Below are records; work out how many of their lines hold the string "الأمر" and give that number alone.

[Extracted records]

____________________

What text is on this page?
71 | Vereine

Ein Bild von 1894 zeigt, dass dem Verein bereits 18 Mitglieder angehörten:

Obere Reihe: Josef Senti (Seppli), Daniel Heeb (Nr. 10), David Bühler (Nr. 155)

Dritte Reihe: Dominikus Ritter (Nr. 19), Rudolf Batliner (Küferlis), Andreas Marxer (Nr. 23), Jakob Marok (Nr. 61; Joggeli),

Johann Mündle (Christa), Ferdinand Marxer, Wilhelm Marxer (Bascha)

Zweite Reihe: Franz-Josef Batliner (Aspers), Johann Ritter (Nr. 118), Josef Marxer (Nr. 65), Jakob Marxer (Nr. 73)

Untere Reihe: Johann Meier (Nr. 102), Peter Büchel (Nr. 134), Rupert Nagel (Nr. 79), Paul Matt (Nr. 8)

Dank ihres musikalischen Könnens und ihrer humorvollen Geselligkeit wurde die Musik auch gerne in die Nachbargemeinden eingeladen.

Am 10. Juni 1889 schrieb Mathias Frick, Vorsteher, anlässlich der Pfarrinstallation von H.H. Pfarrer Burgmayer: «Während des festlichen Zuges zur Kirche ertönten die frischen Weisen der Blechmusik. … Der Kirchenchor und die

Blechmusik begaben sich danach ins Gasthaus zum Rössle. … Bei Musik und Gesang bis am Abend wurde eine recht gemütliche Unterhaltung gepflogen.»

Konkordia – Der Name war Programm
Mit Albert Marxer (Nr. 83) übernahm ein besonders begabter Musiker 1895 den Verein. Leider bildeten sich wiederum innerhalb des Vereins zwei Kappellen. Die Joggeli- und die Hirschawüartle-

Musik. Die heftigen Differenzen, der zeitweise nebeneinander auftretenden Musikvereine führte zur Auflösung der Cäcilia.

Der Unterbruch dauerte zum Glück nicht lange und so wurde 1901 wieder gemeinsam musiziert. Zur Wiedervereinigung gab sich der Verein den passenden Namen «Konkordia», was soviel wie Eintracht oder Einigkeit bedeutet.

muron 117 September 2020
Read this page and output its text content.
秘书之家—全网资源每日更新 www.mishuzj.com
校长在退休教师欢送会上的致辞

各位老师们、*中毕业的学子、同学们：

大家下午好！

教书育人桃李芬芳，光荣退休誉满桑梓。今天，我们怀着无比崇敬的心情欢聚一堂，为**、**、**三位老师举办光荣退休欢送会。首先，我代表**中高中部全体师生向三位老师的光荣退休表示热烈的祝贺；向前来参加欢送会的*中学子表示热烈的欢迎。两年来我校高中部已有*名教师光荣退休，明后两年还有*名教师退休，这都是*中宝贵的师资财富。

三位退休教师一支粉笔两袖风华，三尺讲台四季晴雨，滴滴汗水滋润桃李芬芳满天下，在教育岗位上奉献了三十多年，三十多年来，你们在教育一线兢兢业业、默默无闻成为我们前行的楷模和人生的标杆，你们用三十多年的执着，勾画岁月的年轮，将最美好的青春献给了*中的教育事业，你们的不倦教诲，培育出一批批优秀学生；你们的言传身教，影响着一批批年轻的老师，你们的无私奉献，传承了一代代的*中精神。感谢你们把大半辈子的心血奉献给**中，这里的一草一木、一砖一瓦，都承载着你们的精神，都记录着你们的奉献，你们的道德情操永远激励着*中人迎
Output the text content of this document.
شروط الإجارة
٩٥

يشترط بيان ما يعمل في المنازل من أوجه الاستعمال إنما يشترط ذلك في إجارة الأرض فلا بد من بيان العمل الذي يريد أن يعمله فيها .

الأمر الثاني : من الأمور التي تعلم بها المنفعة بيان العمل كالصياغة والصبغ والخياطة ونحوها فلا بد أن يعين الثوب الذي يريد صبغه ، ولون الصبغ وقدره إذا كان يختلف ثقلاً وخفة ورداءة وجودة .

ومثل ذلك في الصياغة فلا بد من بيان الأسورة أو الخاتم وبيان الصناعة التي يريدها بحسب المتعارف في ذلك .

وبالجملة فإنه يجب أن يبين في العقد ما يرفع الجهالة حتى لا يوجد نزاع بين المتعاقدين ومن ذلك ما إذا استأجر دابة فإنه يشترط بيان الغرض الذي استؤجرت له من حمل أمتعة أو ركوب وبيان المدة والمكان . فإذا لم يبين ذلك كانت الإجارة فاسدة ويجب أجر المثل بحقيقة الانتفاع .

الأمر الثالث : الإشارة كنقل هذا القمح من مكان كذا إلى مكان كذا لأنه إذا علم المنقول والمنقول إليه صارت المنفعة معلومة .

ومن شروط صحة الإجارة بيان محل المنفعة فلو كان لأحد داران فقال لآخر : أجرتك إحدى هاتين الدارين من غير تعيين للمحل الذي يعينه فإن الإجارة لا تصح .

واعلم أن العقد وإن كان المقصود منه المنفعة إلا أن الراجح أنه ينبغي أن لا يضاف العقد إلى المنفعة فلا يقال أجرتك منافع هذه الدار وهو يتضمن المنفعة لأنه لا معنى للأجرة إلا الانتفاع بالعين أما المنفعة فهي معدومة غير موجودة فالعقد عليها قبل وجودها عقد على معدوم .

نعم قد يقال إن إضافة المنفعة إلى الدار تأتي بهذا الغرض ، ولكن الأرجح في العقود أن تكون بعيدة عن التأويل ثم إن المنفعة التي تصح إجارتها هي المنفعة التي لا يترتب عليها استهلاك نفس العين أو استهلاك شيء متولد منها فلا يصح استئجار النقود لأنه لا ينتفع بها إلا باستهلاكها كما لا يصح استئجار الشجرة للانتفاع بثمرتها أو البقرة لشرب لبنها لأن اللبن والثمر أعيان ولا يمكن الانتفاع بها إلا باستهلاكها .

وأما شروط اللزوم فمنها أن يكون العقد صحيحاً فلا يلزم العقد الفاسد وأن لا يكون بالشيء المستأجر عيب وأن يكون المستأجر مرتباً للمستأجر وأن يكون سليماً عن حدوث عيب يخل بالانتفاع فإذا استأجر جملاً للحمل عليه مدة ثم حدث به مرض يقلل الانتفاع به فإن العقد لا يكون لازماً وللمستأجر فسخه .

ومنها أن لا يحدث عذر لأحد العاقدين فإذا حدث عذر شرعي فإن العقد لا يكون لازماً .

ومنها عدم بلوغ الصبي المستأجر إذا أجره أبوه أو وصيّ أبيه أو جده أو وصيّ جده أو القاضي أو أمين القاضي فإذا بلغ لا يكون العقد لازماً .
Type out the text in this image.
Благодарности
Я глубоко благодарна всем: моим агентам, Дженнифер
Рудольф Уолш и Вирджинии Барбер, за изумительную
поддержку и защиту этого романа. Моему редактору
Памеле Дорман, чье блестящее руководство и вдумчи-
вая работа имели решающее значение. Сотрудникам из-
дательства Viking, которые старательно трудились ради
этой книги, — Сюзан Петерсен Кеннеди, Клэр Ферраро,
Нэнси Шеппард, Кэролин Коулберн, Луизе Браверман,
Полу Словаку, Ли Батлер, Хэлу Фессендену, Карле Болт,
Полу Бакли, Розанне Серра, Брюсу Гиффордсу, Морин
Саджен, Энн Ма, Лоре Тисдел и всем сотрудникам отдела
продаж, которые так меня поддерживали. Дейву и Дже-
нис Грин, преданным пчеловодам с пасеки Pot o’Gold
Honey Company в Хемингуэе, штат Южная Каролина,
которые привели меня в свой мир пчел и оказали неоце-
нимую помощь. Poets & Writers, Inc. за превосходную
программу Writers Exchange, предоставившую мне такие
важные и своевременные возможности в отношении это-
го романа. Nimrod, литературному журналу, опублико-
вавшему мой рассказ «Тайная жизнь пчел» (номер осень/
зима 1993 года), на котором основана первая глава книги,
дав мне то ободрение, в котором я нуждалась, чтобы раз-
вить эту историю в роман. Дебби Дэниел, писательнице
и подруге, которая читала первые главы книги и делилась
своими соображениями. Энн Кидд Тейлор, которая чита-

____________________

→ **Right answer**
2